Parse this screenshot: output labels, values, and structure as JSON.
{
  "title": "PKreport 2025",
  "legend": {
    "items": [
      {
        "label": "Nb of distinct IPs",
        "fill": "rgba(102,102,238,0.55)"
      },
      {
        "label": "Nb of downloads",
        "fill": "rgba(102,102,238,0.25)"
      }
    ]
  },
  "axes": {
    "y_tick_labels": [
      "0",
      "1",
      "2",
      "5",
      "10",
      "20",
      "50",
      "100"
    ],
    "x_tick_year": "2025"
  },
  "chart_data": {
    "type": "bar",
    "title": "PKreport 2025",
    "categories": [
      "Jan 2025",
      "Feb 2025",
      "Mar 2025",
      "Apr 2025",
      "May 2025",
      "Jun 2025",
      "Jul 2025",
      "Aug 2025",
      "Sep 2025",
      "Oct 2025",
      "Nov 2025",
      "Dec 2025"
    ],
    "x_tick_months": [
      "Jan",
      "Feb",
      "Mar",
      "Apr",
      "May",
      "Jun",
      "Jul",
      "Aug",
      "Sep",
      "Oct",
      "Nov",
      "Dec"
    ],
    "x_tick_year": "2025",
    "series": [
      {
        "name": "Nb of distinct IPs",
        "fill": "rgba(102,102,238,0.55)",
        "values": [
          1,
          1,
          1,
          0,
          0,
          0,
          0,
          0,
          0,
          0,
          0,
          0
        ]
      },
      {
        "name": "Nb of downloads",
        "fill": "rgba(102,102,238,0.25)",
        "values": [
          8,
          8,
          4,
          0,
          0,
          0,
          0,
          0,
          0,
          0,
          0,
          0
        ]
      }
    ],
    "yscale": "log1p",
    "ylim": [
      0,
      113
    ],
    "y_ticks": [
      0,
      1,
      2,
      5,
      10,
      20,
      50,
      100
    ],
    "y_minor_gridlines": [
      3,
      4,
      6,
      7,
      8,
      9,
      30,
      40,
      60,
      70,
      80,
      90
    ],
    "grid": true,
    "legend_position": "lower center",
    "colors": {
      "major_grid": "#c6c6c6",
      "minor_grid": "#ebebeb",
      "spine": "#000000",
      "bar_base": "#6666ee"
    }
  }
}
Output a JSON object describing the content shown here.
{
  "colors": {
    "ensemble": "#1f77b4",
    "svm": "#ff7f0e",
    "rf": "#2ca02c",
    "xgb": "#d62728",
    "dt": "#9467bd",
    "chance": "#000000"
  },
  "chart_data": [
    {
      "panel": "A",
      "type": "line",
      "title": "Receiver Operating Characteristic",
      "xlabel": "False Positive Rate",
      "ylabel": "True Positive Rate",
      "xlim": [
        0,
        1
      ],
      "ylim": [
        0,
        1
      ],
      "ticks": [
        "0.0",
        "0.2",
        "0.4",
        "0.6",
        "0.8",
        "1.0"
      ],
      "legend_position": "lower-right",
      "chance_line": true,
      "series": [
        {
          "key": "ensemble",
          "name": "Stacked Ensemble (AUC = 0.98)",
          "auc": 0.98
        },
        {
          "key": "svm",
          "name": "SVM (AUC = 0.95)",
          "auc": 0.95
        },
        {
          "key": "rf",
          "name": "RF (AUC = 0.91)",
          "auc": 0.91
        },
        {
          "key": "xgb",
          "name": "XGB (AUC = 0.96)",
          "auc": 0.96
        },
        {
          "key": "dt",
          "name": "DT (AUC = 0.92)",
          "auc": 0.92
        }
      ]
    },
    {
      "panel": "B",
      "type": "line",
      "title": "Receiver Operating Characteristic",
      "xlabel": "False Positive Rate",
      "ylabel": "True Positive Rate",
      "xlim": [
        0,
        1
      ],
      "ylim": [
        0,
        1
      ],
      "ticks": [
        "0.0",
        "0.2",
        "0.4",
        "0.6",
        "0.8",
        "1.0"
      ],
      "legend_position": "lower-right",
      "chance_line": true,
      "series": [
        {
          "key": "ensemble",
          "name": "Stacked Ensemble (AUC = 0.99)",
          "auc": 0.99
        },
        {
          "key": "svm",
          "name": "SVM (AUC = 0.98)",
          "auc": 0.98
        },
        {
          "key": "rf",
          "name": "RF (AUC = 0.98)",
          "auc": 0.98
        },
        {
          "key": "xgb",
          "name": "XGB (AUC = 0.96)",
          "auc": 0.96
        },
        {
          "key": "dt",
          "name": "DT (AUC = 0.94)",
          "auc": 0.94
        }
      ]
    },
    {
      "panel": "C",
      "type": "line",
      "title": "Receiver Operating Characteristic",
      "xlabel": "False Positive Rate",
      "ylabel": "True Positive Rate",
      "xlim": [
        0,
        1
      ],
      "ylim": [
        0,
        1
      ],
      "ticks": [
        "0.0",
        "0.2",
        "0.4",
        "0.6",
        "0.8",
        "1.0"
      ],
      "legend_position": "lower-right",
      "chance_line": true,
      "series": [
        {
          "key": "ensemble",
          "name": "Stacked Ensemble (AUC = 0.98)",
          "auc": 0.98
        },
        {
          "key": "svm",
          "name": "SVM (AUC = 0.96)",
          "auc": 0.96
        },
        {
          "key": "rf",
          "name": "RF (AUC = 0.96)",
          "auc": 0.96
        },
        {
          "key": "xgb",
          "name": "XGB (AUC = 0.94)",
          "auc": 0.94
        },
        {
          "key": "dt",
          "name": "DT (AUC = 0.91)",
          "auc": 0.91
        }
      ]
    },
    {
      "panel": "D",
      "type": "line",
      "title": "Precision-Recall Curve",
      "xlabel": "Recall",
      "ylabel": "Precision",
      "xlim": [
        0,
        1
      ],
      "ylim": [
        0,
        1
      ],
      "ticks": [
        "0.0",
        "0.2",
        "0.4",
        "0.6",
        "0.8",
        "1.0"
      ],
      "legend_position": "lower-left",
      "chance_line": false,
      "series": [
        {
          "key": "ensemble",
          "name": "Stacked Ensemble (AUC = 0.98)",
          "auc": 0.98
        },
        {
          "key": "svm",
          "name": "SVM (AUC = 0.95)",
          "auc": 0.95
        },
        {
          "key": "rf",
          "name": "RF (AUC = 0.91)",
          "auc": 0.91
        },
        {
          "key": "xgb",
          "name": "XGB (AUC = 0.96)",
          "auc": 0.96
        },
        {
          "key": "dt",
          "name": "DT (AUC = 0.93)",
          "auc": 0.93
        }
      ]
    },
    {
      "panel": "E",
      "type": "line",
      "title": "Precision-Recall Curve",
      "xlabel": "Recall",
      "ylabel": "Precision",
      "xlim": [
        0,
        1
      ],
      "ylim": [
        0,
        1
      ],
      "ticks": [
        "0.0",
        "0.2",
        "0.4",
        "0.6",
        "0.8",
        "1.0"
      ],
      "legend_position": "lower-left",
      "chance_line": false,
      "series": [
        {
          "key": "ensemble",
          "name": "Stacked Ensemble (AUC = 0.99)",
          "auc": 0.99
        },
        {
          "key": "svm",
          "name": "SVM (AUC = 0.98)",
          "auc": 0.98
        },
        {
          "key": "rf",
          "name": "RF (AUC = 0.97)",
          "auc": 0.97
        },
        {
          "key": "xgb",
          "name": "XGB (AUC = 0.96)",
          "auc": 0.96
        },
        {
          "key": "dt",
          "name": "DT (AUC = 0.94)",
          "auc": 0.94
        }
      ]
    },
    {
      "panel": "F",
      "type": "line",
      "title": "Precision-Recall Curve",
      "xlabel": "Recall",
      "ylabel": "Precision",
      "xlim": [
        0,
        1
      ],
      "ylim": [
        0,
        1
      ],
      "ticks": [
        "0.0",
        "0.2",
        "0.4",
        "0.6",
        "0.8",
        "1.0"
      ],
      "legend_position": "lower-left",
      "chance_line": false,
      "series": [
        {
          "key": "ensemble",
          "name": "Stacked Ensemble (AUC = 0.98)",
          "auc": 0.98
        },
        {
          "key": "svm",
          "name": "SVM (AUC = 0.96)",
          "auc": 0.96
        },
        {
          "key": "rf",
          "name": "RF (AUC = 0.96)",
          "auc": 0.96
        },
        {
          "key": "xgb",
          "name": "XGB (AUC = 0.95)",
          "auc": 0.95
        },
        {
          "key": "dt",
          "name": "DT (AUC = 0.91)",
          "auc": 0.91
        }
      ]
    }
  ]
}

------------------------------------------------------------------------

▶ **STATED PROBLEM**:
Look through the material above. Copy each line where the word "fill" appears.

▶ **RESPONSE**:
        "fill": "rgba(102,102,238,0.55)"
        "fill": "rgba(102,102,238,0.25)"
        "fill": "rgba(102,102,238,0.55)",
        "fill": "rgba(102,102,238,0.25)",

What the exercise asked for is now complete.